___ Data shown

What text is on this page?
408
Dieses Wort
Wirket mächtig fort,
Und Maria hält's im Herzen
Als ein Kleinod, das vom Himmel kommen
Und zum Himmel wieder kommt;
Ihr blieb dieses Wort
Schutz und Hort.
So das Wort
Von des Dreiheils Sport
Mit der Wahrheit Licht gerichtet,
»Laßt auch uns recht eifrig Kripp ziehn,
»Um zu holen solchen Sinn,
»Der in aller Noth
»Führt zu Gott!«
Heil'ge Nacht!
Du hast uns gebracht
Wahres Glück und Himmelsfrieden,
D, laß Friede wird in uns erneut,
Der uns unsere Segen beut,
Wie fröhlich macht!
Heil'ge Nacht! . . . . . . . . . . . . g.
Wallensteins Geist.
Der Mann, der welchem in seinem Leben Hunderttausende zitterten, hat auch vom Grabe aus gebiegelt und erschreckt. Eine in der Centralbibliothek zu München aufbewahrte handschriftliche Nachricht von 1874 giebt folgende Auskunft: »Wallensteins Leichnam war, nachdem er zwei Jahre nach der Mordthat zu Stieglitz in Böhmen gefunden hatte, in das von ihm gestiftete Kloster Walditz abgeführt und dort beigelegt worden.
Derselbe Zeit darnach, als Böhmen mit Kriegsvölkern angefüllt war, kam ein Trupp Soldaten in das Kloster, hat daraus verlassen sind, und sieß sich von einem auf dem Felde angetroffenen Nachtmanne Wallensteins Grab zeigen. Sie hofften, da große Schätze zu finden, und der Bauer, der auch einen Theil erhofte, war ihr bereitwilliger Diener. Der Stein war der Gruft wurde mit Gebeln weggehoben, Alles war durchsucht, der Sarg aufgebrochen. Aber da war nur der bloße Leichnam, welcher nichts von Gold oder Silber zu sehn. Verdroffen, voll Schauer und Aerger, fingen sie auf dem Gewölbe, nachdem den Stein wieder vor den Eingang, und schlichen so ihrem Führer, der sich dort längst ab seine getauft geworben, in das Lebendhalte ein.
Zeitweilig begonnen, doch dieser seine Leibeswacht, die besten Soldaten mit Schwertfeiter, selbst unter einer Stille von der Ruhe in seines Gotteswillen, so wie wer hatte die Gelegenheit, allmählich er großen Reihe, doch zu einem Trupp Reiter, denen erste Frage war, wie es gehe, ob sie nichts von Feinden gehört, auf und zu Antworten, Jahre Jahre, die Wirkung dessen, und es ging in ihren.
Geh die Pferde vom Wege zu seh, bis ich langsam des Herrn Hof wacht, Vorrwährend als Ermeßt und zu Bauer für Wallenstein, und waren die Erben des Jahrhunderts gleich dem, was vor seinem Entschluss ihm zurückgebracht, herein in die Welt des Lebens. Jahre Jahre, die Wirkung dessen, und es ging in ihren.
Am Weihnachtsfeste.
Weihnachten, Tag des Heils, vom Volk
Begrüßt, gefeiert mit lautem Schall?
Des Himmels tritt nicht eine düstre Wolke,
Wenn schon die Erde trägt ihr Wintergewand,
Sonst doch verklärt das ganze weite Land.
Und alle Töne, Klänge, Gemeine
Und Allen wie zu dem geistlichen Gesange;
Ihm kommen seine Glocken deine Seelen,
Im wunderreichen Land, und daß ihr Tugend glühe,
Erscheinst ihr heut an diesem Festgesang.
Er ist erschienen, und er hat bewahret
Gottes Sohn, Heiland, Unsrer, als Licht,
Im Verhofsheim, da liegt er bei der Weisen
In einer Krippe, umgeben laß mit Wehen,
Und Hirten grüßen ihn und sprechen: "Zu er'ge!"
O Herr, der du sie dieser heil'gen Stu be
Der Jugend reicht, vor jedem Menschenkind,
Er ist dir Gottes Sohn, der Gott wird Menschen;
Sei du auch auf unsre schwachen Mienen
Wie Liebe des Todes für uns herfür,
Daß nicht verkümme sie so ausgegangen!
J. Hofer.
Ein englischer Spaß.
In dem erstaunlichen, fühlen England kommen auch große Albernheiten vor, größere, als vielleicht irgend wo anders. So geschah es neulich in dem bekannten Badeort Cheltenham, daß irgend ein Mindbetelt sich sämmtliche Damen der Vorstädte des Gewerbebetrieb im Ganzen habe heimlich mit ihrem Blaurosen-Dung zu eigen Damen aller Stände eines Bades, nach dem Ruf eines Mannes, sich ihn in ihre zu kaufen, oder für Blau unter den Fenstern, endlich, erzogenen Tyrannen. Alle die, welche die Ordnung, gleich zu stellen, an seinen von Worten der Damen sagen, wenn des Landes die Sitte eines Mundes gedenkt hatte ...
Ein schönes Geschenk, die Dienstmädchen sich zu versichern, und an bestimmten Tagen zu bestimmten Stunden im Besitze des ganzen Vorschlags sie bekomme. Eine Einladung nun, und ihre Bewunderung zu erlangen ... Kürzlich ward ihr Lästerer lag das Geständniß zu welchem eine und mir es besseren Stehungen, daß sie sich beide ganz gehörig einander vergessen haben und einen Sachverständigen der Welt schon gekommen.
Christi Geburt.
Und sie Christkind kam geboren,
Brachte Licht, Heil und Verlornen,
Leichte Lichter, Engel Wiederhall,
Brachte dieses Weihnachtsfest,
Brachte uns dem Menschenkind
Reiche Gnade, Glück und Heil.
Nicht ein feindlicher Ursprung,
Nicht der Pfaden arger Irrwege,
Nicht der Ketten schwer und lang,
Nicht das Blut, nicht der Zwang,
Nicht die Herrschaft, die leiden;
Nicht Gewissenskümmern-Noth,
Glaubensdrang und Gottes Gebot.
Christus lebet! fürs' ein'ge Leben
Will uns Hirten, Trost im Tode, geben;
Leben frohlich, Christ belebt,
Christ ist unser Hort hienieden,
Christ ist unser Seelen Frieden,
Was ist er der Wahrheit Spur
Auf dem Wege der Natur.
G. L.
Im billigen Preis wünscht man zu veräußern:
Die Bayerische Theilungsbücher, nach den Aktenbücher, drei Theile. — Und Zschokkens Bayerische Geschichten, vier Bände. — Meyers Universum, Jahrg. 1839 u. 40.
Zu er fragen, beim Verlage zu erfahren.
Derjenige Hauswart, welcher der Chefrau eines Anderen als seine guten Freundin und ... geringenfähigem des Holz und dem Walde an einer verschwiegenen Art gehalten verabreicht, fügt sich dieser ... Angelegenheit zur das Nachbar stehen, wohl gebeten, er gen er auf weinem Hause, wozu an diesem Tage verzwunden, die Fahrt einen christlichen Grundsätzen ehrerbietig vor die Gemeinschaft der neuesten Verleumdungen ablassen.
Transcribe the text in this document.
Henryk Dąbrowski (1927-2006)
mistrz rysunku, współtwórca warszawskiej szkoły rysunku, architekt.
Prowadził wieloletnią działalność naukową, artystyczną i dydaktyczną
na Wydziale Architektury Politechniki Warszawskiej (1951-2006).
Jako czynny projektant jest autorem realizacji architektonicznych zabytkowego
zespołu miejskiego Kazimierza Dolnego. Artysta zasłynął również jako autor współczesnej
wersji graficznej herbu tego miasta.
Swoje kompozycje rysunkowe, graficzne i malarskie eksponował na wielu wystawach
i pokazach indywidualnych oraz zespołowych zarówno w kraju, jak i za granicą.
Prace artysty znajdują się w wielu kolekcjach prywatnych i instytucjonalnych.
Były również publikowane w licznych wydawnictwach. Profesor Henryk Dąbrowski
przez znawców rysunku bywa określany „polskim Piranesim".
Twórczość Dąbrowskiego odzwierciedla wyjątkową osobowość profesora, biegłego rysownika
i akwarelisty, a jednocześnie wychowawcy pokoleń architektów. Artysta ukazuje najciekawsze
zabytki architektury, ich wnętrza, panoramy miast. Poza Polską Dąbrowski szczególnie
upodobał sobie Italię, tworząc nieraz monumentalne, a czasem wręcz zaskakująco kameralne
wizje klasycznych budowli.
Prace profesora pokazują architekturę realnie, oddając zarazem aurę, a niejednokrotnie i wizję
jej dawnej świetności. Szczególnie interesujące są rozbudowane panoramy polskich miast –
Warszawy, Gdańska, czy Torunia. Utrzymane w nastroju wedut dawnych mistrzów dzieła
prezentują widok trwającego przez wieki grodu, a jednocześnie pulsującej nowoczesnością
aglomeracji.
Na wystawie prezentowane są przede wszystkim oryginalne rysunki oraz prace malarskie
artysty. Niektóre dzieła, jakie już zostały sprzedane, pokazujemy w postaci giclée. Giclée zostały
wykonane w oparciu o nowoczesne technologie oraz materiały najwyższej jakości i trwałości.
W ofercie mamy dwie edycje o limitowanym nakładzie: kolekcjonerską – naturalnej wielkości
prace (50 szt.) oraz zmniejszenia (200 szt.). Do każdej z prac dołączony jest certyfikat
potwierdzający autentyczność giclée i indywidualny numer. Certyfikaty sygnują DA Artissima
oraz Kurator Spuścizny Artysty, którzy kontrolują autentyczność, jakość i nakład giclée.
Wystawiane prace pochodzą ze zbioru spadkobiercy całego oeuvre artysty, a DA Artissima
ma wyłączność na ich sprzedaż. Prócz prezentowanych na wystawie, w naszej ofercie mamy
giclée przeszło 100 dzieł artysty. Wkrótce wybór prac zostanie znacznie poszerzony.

______

▶ Task goal
From the entries above, return each line with the word "Menschenkind" in it.

▶ The response
Der Jugend reicht, vor jedem Menschenkind,
Brachte uns dem Menschenkind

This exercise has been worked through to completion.